= Requirement =
Please print, unchanged, the records from the line with "Where is each" up to and including the line with "scroll-thumb[interactable] xyxy=(379,55,387,77)".

= Input records =
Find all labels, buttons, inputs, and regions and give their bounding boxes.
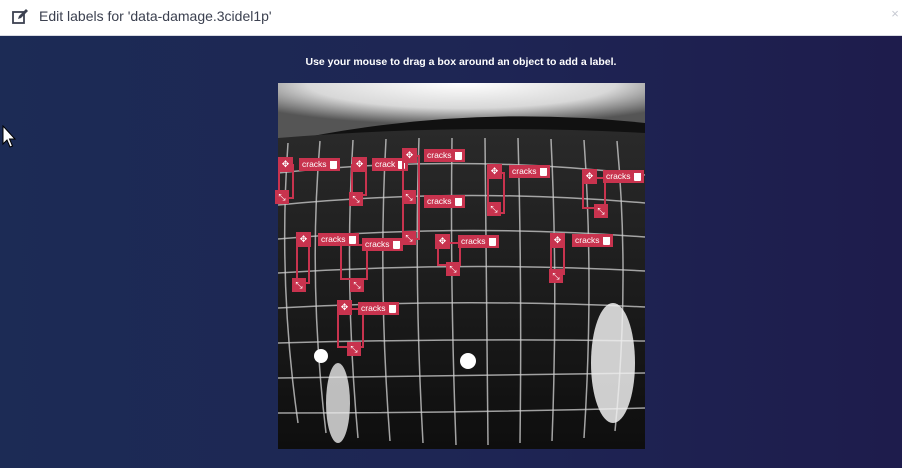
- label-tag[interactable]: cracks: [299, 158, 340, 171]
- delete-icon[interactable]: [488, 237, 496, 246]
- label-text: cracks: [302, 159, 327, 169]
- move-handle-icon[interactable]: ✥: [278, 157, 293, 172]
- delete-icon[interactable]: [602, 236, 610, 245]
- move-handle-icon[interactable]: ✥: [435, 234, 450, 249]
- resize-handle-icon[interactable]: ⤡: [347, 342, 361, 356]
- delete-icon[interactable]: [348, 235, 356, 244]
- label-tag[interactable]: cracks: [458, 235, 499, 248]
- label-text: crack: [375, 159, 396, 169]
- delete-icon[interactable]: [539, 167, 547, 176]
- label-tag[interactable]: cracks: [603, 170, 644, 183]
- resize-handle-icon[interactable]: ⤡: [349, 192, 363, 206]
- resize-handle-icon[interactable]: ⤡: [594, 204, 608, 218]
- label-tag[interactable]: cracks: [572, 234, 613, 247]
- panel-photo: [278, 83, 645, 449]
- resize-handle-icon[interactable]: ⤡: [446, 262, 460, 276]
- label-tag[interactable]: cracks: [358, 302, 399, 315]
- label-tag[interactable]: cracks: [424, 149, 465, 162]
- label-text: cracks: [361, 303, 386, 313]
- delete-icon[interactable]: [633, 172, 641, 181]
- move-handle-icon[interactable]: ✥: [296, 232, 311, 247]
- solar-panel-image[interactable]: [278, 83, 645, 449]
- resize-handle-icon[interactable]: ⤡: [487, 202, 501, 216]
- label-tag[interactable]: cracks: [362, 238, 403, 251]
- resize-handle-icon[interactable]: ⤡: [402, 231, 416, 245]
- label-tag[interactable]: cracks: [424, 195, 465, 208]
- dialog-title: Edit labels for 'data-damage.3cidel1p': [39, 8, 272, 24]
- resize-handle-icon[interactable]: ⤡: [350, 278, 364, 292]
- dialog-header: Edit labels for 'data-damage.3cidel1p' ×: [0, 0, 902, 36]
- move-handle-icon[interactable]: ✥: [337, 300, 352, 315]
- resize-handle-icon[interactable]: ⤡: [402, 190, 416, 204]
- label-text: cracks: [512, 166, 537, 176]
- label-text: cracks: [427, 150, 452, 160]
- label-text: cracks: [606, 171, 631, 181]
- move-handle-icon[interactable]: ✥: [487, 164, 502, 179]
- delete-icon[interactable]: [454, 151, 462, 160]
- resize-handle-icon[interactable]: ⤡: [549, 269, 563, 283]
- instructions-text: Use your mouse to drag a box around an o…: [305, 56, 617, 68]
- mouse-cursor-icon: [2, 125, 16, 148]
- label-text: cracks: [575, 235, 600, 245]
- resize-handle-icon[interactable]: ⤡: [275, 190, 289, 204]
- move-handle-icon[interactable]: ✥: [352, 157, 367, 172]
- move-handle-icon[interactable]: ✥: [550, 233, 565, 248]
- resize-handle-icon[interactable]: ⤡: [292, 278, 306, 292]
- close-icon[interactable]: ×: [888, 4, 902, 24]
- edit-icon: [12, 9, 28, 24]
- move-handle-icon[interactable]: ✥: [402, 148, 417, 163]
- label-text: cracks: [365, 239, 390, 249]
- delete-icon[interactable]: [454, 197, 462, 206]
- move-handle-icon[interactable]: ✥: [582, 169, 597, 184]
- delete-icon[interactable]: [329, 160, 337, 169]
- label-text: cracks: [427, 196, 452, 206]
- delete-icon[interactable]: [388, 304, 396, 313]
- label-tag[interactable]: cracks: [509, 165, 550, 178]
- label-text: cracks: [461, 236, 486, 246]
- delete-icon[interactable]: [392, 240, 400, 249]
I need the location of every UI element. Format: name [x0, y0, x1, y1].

---

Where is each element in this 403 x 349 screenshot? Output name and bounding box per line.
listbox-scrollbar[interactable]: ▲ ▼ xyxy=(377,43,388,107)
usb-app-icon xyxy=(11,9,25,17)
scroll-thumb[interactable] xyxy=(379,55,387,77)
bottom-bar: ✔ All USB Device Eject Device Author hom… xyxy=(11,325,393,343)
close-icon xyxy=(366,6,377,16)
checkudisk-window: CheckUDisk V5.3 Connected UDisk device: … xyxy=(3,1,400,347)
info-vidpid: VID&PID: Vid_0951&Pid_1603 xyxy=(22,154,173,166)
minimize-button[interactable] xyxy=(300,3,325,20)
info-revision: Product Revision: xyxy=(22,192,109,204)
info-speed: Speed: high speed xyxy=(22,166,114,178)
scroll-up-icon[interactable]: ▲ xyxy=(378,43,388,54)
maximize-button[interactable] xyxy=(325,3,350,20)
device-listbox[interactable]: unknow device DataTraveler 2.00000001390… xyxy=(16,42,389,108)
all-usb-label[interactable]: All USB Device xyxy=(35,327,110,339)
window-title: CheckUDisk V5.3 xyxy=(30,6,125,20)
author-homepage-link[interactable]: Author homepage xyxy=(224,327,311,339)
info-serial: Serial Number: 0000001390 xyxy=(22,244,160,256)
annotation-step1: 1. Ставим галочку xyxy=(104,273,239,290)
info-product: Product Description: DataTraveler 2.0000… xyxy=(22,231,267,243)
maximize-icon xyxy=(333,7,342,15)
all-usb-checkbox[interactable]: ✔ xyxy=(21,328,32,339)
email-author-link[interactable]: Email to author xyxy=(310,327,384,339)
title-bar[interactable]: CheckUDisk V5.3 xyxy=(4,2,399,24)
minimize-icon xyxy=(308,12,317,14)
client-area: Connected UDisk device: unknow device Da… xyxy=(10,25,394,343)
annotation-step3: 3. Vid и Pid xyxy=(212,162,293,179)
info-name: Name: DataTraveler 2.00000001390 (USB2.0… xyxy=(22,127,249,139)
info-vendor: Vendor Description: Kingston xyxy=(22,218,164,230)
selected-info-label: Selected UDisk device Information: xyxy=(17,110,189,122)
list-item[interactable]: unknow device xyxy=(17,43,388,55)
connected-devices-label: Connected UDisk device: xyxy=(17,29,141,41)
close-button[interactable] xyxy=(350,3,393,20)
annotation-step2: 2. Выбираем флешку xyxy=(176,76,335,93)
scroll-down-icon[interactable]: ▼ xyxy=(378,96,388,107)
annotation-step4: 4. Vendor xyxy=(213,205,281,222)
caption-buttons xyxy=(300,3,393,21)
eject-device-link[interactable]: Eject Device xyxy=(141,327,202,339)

= Answer to the problem =
Where is each element in this 403 x 349 screenshot? Output name and bounding box per line.
listbox-scrollbar[interactable]: ▲ ▼ xyxy=(377,43,388,107)
usb-app-icon xyxy=(11,9,25,17)
scroll-thumb[interactable] xyxy=(379,55,387,77)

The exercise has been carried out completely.